** GIVEN RECORDS **
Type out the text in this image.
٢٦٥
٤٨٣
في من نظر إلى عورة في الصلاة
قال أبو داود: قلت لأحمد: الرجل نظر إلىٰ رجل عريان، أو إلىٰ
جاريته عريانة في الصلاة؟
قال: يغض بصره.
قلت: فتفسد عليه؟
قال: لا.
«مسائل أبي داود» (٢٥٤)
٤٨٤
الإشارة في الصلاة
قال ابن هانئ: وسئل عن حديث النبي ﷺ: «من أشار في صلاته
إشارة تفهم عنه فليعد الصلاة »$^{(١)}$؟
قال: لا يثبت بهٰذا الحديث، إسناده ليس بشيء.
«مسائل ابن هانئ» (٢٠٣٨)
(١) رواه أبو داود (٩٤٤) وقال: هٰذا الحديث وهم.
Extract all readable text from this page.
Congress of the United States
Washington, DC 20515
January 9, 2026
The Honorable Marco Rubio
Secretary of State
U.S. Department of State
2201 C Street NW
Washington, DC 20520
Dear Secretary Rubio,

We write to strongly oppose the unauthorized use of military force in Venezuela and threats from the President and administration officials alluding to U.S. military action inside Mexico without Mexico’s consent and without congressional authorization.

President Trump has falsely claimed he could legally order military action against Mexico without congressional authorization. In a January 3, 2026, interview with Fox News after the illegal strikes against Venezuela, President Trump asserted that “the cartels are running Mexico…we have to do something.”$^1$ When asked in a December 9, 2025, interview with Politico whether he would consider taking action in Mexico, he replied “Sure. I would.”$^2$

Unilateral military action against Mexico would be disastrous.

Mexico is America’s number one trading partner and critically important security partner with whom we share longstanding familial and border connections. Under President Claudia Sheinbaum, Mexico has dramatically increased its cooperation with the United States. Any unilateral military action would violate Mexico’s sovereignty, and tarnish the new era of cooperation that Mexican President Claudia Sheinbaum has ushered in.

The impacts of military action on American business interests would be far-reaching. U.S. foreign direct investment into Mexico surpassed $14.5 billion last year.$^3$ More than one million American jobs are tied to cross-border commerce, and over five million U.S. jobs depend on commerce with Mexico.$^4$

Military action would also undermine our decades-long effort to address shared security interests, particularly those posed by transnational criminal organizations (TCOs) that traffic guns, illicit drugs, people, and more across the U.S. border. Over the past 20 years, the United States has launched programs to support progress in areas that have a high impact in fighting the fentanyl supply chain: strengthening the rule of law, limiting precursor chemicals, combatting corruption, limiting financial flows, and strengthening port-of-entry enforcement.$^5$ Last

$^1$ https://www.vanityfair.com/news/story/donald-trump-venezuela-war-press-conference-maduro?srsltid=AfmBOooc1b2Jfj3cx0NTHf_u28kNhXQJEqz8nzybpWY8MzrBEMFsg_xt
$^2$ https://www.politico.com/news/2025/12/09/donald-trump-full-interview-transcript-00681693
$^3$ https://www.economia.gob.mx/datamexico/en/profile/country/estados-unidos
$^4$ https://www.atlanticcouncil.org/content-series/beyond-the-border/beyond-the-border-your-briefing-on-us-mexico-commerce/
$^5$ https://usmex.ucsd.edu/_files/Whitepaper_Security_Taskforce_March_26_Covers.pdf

** TASK REQUIREMENTS **
Exactly reproduce all of the entries above.

** RESPONSE **
Type out the text in this image.
٢٦٥
٤٨٣
في من نظر إلى عورة في الصلاة
قال أبو داود: قلت لأحمد: الرجل نظر إلىٰ رجل عريان، أو إلىٰ
جاريته عريانة في الصلاة؟
قال: يغض بصره.
قلت: فتفسد عليه؟
قال: لا.
«مسائل أبي داود» (٢٥٤)
٤٨٤
الإشارة في الصلاة
قال ابن هانئ: وسئل عن حديث النبي ﷺ: «من أشار في صلاته
إشارة تفهم عنه فليعد الصلاة »$^{(١)}$؟
قال: لا يثبت بهٰذا الحديث، إسناده ليس بشيء.
«مسائل ابن هانئ» (٢٠٣٨)
(١) رواه أبو داود (٩٤٤) وقال: هٰذا الحديث وهم.
Extract all readable text from this page.
Congress of the United States
Washington, DC 20515
January 9, 2026
The Honorable Marco Rubio
Secretary of State
U.S. Department of State
2201 C Street NW
Washington, DC 20520
Dear Secretary Rubio,

We write to strongly oppose the unauthorized use of military force in Venezuela and threats from the President and administration officials alluding to U.S. military action inside Mexico without Mexico’s consent and without congressional authorization.

President Trump has falsely claimed he could legally order military action against Mexico without congressional authorization. In a January 3, 2026, interview with Fox News after the illegal strikes against Venezuela, President Trump asserted that “the cartels are running Mexico…we have to do something.”$^1$ When asked in a December 9, 2025, interview with Politico whether he would consider taking action in Mexico, he replied “Sure. I would.”$^2$

Unilateral military action against Mexico would be disastrous.

Mexico is America’s number one trading partner and critically important security partner with whom we share longstanding familial and border connections. Under President Claudia Sheinbaum, Mexico has dramatically increased its cooperation with the United States. Any unilateral military action would violate Mexico’s sovereignty, and tarnish the new era of cooperation that Mexican President Claudia Sheinbaum has ushered in.

The impacts of military action on American business interests would be far-reaching. U.S. foreign direct investment into Mexico surpassed $14.5 billion last year.$^3$ More than one million American jobs are tied to cross-border commerce, and over five million U.S. jobs depend on commerce with Mexico.$^4$

Military action would also undermine our decades-long effort to address shared security interests, particularly those posed by transnational criminal organizations (TCOs) that traffic guns, illicit drugs, people, and more across the U.S. border. Over the past 20 years, the United States has launched programs to support progress in areas that have a high impact in fighting the fentanyl supply chain: strengthening the rule of law, limiting precursor chemicals, combatting corruption, limiting financial flows, and strengthening port-of-entry enforcement.$^5$ Last

$^1$ https://www.vanityfair.com/news/story/donald-trump-venezuela-war-press-conference-maduro?srsltid=AfmBOooc1b2Jfj3cx0NTHf_u28kNhXQJEqz8nzybpWY8MzrBEMFsg_xt
$^2$ https://www.politico.com/news/2025/12/09/donald-trump-full-interview-transcript-00681693
$^3$ https://www.economia.gob.mx/datamexico/en/profile/country/estados-unidos
$^4$ https://www.atlanticcouncil.org/content-series/beyond-the-border/beyond-the-border-your-briefing-on-us-mexico-commerce/
$^5$ https://usmex.ucsd.edu/_files/Whitepaper_Security_Taskforce_March_26_Covers.pdf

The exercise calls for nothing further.